▶ WHAT TO PRODUCE
Restate all the material verbatim, except for the pictures.
═══ INPUT ROWS
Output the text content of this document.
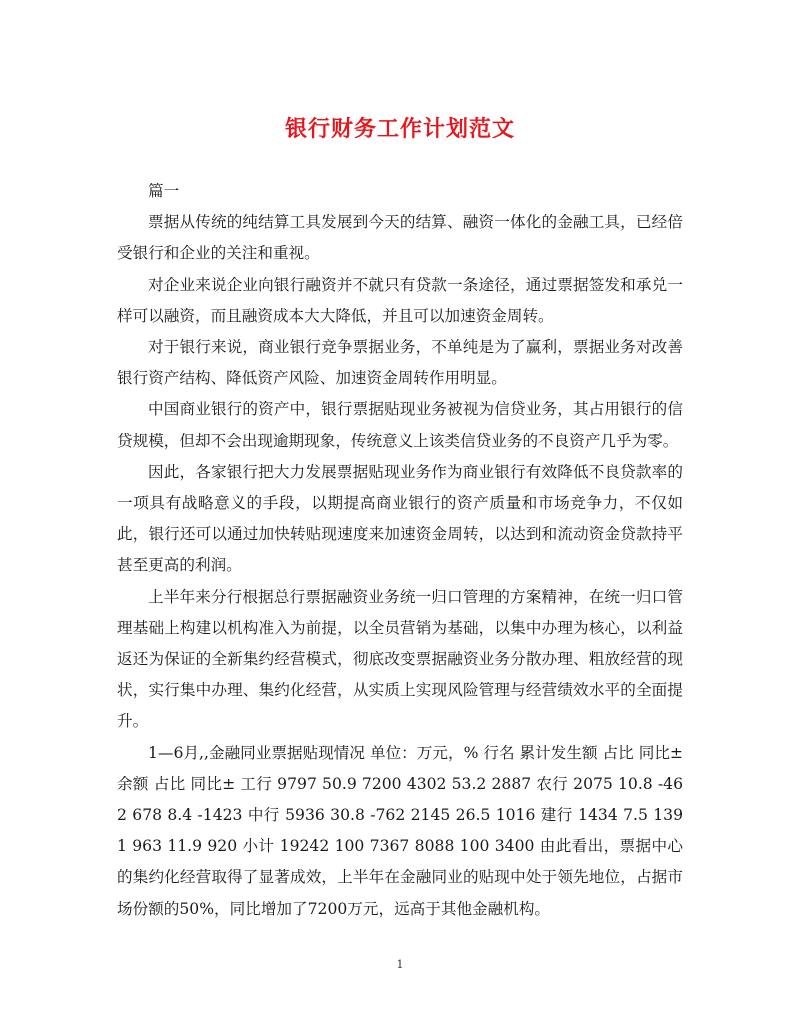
银行财务工作计划范文

篇一

票据从传统的纯结算工具发展到今天的结算、融资一体化的金融工具，已经倍受银行和企业的关注和重视。

对企业来说企业向银行融资并不就只有贷款一条途径，通过票据签发和承兑一样可以融资，而且融资成本大大降低，并且可以加速资金周转。

对于银行来说，商业银行竞争票据业务，不单纯是为了赢利，票据业务对改善银行资产结构、降低资产风险、加速资金周转作用明显。

中国商业银行的资产中，银行票据贴现业务被视为信贷业务，其占用银行的信贷规模，但却不会出现逾期现象，传统意义上该类信贷业务的不良资产几乎为零。

因此，各家银行把大力发展票据贴现业务作为商业银行有效降低不良贷款率的一项具有战略意义的手段，以期提高商业银行的资产质量和市场竞争力，不仅如此，银行还可以通过加快转贴现速度来加速资金周转，以达到和流动资金贷款持平甚至更高的利润。

上半年来分行根据总行票据融资业务统一归口管理的方案精神，在统一归口管理基础上构建以机构准入为前提，以全员营销为基础，以集中办理为核心，以利益返还为保证的全新集约经营模式，彻底改变票据融资业务分散办理、粗放经营的现状，实行集中办理、集约化经营，从实质上实现风险管理与经营绩效水平的全面提升。

1—6月,,金融同业票据贴现情况 单位：万元，% 行名 累计发生额 占比 同比± 余额 占比 同比± 工行 9797 50.9 7200 4302 53.2 2887 农行 2075 10.8 -462 678 8.4 -1423 中行 5936 30.8 -762 2145 26.5 1016 建行 1434 7.5 1391 963 11.9 920 小计 19242 100 7367 8088 100 3400 由此看出，票据中心的集约化经营取得了显著成效，上半年在金融同业的贴现中处于领先地位，占据市场份额的50%，同比增加了7200万元，远高于其他金融机构。

1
══════
▶ ANSWER TO THIS PROBLEM
Output the text content of this document.
银行财务工作计划范文

篇一

票据从传统的纯结算工具发展到今天的结算、融资一体化的金融工具，已经倍受银行和企业的关注和重视。

对企业来说企业向银行融资并不就只有贷款一条途径，通过票据签发和承兑一样可以融资，而且融资成本大大降低，并且可以加速资金周转。

对于银行来说，商业银行竞争票据业务，不单纯是为了赢利，票据业务对改善银行资产结构、降低资产风险、加速资金周转作用明显。

中国商业银行的资产中，银行票据贴现业务被视为信贷业务，其占用银行的信贷规模，但却不会出现逾期现象，传统意义上该类信贷业务的不良资产几乎为零。

因此，各家银行把大力发展票据贴现业务作为商业银行有效降低不良贷款率的一项具有战略意义的手段，以期提高商业银行的资产质量和市场竞争力，不仅如此，银行还可以通过加快转贴现速度来加速资金周转，以达到和流动资金贷款持平甚至更高的利润。

上半年来分行根据总行票据融资业务统一归口管理的方案精神，在统一归口管理基础上构建以机构准入为前提，以全员营销为基础，以集中办理为核心，以利益返还为保证的全新集约经营模式，彻底改变票据融资业务分散办理、粗放经营的现状，实行集中办理、集约化经营，从实质上实现风险管理与经营绩效水平的全面提升。

1—6月,,金融同业票据贴现情况 单位：万元，% 行名 累计发生额 占比 同比± 余额 占比 同比± 工行 9797 50.9 7200 4302 53.2 2887 农行 2075 10.8 -462 678 8.4 -1423 中行 5936 30.8 -762 2145 26.5 1016 建行 1434 7.5 1391 963 11.9 920 小计 19242 100 7367 8088 100 3400 由此看出，票据中心的集约化经营取得了显著成效，上半年在金融同业的贴现中处于领先地位，占据市场份额的50%，同比增加了7200万元，远高于其他金融机构。

1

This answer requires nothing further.